━━ Given entries ━━

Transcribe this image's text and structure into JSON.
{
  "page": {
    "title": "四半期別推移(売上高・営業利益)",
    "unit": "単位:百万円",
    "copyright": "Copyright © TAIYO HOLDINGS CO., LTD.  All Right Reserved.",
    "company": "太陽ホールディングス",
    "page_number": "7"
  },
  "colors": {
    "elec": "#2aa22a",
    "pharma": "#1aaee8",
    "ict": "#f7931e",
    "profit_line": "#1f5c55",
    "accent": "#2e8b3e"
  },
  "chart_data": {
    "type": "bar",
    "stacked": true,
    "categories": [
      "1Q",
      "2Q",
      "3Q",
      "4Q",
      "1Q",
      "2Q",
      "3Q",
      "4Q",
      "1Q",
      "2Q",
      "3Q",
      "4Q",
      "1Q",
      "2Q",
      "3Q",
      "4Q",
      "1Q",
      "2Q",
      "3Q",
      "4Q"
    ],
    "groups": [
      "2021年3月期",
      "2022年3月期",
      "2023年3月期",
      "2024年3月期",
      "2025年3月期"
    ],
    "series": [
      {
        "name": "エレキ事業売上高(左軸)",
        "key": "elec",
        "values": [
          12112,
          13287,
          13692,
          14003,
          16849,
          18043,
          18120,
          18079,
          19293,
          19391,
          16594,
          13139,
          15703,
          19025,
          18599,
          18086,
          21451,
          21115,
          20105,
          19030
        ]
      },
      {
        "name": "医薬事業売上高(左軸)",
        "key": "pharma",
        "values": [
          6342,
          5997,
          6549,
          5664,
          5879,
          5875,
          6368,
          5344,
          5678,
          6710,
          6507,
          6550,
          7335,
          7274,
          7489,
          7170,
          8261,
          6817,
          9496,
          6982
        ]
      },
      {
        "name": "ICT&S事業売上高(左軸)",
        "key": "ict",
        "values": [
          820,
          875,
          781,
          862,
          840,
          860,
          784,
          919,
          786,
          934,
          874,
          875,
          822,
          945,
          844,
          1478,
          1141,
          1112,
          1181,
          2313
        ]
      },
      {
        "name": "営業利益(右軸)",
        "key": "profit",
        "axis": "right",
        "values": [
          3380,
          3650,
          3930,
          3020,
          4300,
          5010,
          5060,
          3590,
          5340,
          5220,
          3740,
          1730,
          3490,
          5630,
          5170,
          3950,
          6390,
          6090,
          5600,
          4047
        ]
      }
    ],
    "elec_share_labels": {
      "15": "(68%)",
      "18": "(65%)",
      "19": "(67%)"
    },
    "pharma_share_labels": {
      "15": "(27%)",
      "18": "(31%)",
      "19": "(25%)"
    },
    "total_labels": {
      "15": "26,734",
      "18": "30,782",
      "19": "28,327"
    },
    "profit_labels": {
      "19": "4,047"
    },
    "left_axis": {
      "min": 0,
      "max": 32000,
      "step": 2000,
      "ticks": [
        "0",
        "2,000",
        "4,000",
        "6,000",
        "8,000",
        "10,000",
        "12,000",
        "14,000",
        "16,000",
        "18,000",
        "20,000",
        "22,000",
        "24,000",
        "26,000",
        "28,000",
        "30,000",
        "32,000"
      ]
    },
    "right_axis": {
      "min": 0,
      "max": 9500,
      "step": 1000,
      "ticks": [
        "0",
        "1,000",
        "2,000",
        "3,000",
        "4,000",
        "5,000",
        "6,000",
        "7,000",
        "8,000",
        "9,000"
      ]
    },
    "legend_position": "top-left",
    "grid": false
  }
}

━━━

**What is being asked**
Extract all of the data shown above and repeat it verbatim.

**Solution to this problem**
Transcribe this image's text and structure into JSON.
{
  "page": {
    "title": "四半期別推移(売上高・営業利益)",
    "unit": "単位:百万円",
    "copyright": "Copyright © TAIYO HOLDINGS CO., LTD.  All Right Reserved.",
    "company": "太陽ホールディングス",
    "page_number": "7"
  },
  "colors": {
    "elec": "#2aa22a",
    "pharma": "#1aaee8",
    "ict": "#f7931e",
    "profit_line": "#1f5c55",
    "accent": "#2e8b3e"
  },
  "chart_data": {
    "type": "bar",
    "stacked": true,
    "categories": [
      "1Q",
      "2Q",
      "3Q",
      "4Q",
      "1Q",
      "2Q",
      "3Q",
      "4Q",
      "1Q",
      "2Q",
      "3Q",
      "4Q",
      "1Q",
      "2Q",
      "3Q",
      "4Q",
      "1Q",
      "2Q",
      "3Q",
      "4Q"
    ],
    "groups": [
      "2021年3月期",
      "2022年3月期",
      "2023年3月期",
      "2024年3月期",
      "2025年3月期"
    ],
    "series": [
      {
        "name": "エレキ事業売上高(左軸)",
        "key": "elec",
        "values": [
          12112,
          13287,
          13692,
          14003,
          16849,
          18043,
          18120,
          18079,
          19293,
          19391,
          16594,
          13139,
          15703,
          19025,
          18599,
          18086,
          21451,
          21115,
          20105,
          19030
        ]
      },
      {
        "name": "医薬事業売上高(左軸)",
        "key": "pharma",
        "values": [
          6342,
          5997,
          6549,
          5664,
          5879,
          5875,
          6368,
          5344,
          5678,
          6710,
          6507,
          6550,
          7335,
          7274,
          7489,
          7170,
          8261,
          6817,
          9496,
          6982
        ]
      },
      {
        "name": "ICT&S事業売上高(左軸)",
        "key": "ict",
        "values": [
          820,
          875,
          781,
          862,
          840,
          860,
          784,
          919,
          786,
          934,
          874,
          875,
          822,
          945,
          844,
          1478,
          1141,
          1112,
          1181,
          2313
        ]
      },
      {
        "name": "営業利益(右軸)",
        "key": "profit",
        "axis": "right",
        "values": [
          3380,
          3650,
          3930,
          3020,
          4300,
          5010,
          5060,
          3590,
          5340,
          5220,
          3740,
          1730,
          3490,
          5630,
          5170,
          3950,
          6390,
          6090,
          5600,
          4047
        ]
      }
    ],
    "elec_share_labels": {
      "15": "(68%)",
      "18": "(65%)",
      "19": "(67%)"
    },
    "pharma_share_labels": {
      "15": "(27%)",
      "18": "(31%)",
      "19": "(25%)"
    },
    "total_labels": {
      "15": "26,734",
      "18": "30,782",
      "19": "28,327"
    },
    "profit_labels": {
      "19": "4,047"
    },
    "left_axis": {
      "min": 0,
      "max": 32000,
      "step": 2000,
      "ticks": [
        "0",
        "2,000",
        "4,000",
        "6,000",
        "8,000",
        "10,000",
        "12,000",
        "14,000",
        "16,000",
        "18,000",
        "20,000",
        "22,000",
        "24,000",
        "26,000",
        "28,000",
        "30,000",
        "32,000"
      ]
    },
    "right_axis": {
      "min": 0,
      "max": 9500,
      "step": 1000,
      "ticks": [
        "0",
        "1,000",
        "2,000",
        "3,000",
        "4,000",
        "5,000",
        "6,000",
        "7,000",
        "8,000",
        "9,000"
      ]
    },
    "legend_position": "top-left",
    "grid": false
  }
}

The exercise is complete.